-- Source data --
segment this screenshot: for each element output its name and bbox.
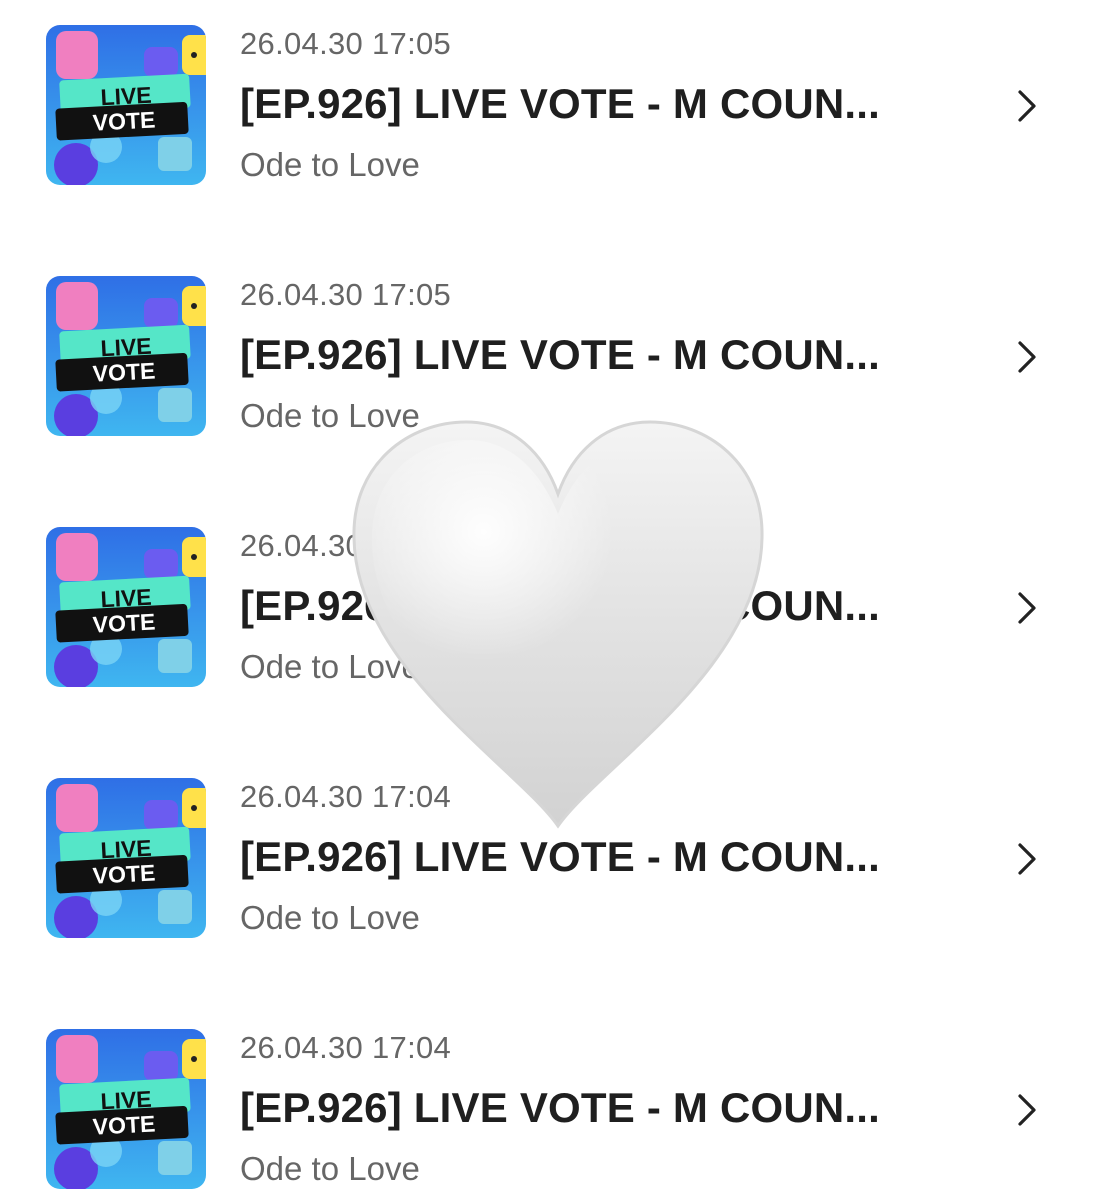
live-vote-thumbnail: LIVE VOTE (46, 276, 206, 436)
song-title: Ode to Love (240, 1150, 420, 1187)
chevron-right-icon[interactable] (1012, 590, 1040, 626)
live-vote-thumbnail: LIVE VOTE (46, 1029, 206, 1189)
thumb-line1: LIVE (100, 835, 152, 864)
live-vote-thumbnail: LIVE VOTE (46, 25, 206, 185)
list-item[interactable]: LIVE VOTE 26.04.30 17:04 [EP.926] LIVE V… (0, 1004, 1113, 1189)
live-vote-thumbnail: LIVE VOTE (46, 527, 206, 687)
thumb-line2: VOTE (92, 859, 156, 888)
thumb-line2: VOTE (92, 608, 156, 637)
thumb-line2: VOTE (92, 1110, 156, 1139)
vote-timestamp: 26.04.30 17:05 (240, 26, 452, 61)
live-vote-thumbnail: LIVE VOTE (46, 778, 206, 938)
vote-title: [EP.926] LIVE VOTE - M COUN... (240, 1084, 881, 1131)
thumb-line1: LIVE (100, 82, 152, 111)
white-heart-icon (352, 420, 764, 829)
list-item[interactable]: LIVE VOTE 26.04.30 17:05 [EP.926] LIVE V… (0, 251, 1113, 436)
thumb-line1: LIVE (100, 333, 152, 362)
song-title: Ode to Love (240, 146, 420, 183)
vote-title: [EP.926] LIVE VOTE - M COUN... (240, 833, 881, 880)
vote-timestamp: 26.04.30 17:04 (240, 1030, 452, 1065)
thumb-line1: LIVE (100, 1086, 152, 1115)
chevron-right-icon[interactable] (1012, 339, 1040, 375)
vote-timestamp: 26.04.30 17:05 (240, 277, 452, 312)
chevron-right-icon[interactable] (1012, 1092, 1040, 1128)
vote-title: [EP.926] LIVE VOTE - M COUN... (240, 331, 881, 378)
thumb-line2: VOTE (92, 357, 156, 386)
chevron-right-icon[interactable] (1012, 841, 1040, 877)
chevron-right-icon[interactable] (1012, 88, 1040, 124)
list-item[interactable]: LIVE VOTE 26.04.30 17:05 [EP.926] LIVE V… (0, 0, 1113, 185)
thumb-line1: LIVE (100, 584, 152, 613)
song-title: Ode to Love (240, 899, 420, 936)
vote-title: [EP.926] LIVE VOTE - M COUN... (240, 80, 881, 127)
thumb-line2: VOTE (92, 106, 156, 135)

-- Exercise description --
Can you swap "thumb-line2" for "thumb-line-bottom" in the lines between the one holding "live-vote-thumbnail: LIVE VOTE (46, 276, 206, 436)" and the one holding "song-title: Ode to Love (240, 146, 420, 183)", inclusive, and return only those lines with everything else unchanged?

-- The result --
live-vote-thumbnail: LIVE VOTE (46, 276, 206, 436)
song-title: Ode to Love (240, 1150, 420, 1187)
chevron-right-icon[interactable] (1012, 590, 1040, 626)
live-vote-thumbnail: LIVE VOTE (46, 1029, 206, 1189)
thumb-line1: LIVE (100, 835, 152, 864)
live-vote-thumbnail: LIVE VOTE (46, 25, 206, 185)
list-item[interactable]: LIVE VOTE 26.04.30 17:04 [EP.926] LIVE V… (0, 1004, 1113, 1189)
live-vote-thumbnail: LIVE VOTE (46, 527, 206, 687)
thumb-line-bottom: VOTE (92, 859, 156, 888)
thumb-line-bottom: VOTE (92, 608, 156, 637)
thumb-line-bottom: VOTE (92, 1110, 156, 1139)
vote-timestamp: 26.04.30 17:05 (240, 26, 452, 61)
live-vote-thumbnail: LIVE VOTE (46, 778, 206, 938)
vote-title: [EP.926] LIVE VOTE - M COUN... (240, 1084, 881, 1131)
thumb-line1: LIVE (100, 82, 152, 111)
white-heart-icon (352, 420, 764, 829)
list-item[interactable]: LIVE VOTE 26.04.30 17:05 [EP.926] LIVE V… (0, 251, 1113, 436)
thumb-line1: LIVE (100, 333, 152, 362)
song-title: Ode to Love (240, 146, 420, 183)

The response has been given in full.